■ TASK INSTRUCTIONS:
In the lines below, how many hold the word "Chronic"? Answer only with the number.

Rows from a dataset:
------

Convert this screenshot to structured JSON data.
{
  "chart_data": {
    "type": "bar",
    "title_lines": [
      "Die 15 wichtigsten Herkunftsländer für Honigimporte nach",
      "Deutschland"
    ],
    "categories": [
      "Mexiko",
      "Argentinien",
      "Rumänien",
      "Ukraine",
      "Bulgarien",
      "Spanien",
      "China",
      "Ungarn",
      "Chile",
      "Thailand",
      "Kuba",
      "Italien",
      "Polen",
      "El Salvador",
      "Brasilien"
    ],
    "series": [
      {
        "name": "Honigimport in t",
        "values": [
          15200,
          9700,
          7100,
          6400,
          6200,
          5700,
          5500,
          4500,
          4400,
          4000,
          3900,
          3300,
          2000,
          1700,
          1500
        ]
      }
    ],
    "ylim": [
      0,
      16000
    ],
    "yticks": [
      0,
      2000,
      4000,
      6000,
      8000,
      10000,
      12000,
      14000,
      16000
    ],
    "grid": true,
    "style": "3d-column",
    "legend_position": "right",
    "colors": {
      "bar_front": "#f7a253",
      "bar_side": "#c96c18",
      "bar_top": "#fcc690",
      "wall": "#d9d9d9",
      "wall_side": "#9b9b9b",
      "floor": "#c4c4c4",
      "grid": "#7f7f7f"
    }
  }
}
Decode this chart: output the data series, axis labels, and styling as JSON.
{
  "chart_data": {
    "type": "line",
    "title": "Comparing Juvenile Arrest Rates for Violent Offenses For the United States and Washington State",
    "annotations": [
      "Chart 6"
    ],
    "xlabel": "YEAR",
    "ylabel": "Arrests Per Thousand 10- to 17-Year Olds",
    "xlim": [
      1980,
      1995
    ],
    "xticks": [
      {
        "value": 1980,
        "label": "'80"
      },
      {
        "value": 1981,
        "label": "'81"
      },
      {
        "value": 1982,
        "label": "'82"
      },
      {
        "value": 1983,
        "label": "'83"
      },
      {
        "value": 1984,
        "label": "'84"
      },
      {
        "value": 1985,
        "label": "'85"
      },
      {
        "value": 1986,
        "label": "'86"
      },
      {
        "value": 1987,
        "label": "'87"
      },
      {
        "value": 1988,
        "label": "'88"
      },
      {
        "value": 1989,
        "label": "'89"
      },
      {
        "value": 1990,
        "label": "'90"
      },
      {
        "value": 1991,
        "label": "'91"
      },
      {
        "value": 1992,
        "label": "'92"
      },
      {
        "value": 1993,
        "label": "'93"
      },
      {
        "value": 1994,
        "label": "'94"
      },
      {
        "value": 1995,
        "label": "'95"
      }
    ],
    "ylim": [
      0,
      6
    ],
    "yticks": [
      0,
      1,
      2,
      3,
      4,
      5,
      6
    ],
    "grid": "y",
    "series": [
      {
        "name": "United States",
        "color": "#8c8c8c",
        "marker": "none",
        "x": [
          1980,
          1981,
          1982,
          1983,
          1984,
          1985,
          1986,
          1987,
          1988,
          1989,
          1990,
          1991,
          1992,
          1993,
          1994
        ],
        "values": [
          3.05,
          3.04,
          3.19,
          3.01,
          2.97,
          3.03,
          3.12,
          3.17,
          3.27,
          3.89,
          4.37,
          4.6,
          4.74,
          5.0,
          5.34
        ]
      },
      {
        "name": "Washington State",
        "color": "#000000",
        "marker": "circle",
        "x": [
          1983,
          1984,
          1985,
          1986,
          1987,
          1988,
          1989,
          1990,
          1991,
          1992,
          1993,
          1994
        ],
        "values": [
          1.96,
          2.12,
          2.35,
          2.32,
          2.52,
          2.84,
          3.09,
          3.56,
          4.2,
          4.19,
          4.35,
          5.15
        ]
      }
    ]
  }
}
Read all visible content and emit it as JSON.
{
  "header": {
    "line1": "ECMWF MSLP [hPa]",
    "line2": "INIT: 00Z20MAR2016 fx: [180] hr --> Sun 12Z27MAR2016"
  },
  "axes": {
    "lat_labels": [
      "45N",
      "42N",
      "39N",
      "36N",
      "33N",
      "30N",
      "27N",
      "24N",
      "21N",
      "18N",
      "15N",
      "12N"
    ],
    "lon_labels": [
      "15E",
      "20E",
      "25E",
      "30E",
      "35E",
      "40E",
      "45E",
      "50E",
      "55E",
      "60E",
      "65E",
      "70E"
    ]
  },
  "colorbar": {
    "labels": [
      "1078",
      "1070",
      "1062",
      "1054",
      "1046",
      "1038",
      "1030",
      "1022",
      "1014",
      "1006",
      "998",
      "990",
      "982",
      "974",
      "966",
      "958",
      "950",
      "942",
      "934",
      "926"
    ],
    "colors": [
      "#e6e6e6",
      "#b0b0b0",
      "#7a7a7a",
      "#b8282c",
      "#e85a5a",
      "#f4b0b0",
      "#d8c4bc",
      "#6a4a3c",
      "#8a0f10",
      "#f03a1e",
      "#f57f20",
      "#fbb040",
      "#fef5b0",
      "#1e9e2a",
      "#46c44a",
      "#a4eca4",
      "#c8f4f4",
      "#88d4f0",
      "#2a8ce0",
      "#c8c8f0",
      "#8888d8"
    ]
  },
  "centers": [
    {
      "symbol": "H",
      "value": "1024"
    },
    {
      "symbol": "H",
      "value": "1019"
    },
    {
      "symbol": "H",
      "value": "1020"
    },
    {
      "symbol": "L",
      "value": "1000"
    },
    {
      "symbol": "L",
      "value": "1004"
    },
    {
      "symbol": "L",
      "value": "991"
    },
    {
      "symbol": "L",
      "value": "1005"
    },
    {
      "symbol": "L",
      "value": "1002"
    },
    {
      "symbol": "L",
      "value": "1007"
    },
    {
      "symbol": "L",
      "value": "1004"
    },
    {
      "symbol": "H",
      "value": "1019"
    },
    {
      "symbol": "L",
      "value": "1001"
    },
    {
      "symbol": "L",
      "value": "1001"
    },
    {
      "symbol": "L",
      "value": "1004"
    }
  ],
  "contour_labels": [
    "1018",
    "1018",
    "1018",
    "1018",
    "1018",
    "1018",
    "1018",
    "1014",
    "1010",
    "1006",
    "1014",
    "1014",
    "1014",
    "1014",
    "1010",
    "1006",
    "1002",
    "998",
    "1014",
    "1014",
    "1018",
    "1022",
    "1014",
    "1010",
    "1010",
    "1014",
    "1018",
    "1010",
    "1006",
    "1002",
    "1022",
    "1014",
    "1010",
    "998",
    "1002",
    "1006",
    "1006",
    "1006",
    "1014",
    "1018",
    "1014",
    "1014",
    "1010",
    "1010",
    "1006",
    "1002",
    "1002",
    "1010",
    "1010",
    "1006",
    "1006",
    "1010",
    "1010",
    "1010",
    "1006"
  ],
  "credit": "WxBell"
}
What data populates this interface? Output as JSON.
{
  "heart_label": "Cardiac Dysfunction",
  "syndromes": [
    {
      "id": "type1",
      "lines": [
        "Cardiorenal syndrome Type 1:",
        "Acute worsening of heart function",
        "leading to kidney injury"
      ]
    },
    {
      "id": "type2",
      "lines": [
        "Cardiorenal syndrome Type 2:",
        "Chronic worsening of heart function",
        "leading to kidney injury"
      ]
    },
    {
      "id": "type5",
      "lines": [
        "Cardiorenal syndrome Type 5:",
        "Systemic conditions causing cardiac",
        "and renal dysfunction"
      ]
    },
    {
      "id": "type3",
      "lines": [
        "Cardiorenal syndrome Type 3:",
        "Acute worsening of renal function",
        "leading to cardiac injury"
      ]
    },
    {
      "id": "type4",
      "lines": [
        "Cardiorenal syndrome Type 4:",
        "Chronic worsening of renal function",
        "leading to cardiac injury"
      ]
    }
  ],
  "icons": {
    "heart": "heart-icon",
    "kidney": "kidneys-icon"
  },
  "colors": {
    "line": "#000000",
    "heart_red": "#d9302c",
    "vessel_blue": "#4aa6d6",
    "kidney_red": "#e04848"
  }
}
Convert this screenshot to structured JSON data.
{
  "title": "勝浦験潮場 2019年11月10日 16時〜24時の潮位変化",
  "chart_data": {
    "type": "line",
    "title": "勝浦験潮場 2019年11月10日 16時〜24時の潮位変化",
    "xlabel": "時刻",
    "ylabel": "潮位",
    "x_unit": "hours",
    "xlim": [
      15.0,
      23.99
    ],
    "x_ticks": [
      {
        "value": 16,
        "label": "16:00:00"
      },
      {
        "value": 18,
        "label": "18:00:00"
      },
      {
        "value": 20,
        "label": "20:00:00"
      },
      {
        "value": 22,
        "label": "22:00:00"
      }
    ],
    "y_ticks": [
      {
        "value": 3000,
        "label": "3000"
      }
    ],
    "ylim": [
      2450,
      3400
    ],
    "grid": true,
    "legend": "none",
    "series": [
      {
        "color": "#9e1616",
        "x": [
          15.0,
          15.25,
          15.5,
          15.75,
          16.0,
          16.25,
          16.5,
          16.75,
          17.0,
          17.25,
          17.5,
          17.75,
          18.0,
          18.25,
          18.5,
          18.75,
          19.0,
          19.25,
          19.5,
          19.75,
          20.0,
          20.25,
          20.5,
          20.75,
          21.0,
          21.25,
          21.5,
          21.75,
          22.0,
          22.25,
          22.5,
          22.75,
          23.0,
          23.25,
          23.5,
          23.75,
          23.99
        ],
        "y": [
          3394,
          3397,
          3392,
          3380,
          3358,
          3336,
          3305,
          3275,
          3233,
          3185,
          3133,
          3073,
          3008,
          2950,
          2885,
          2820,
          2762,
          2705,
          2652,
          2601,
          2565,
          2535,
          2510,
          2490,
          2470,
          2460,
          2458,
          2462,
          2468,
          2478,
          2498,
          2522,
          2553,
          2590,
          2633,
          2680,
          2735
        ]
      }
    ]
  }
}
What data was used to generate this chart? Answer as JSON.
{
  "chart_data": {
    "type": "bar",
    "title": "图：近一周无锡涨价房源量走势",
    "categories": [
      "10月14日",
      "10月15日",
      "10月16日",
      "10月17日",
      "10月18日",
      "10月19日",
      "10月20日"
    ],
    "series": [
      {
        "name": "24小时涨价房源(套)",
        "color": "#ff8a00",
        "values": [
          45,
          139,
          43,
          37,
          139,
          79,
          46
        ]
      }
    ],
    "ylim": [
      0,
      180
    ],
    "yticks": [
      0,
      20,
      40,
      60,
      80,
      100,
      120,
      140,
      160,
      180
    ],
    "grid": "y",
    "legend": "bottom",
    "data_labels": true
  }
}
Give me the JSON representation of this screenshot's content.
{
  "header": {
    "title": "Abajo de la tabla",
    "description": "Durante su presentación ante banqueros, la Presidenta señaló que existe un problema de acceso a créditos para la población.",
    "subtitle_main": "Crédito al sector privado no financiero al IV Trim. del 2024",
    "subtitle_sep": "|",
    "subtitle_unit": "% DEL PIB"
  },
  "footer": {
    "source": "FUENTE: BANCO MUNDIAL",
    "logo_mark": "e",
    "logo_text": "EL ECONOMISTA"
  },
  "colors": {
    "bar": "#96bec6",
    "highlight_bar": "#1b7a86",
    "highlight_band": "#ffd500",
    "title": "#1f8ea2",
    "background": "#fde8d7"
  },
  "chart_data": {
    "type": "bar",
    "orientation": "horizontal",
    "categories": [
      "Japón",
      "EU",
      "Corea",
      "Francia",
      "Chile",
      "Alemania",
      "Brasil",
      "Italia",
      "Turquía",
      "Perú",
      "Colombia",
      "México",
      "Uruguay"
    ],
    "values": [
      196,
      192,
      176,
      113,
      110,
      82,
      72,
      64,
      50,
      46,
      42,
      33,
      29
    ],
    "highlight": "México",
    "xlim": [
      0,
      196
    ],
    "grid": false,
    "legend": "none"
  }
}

------

■ SOLVED PROBLEM:
2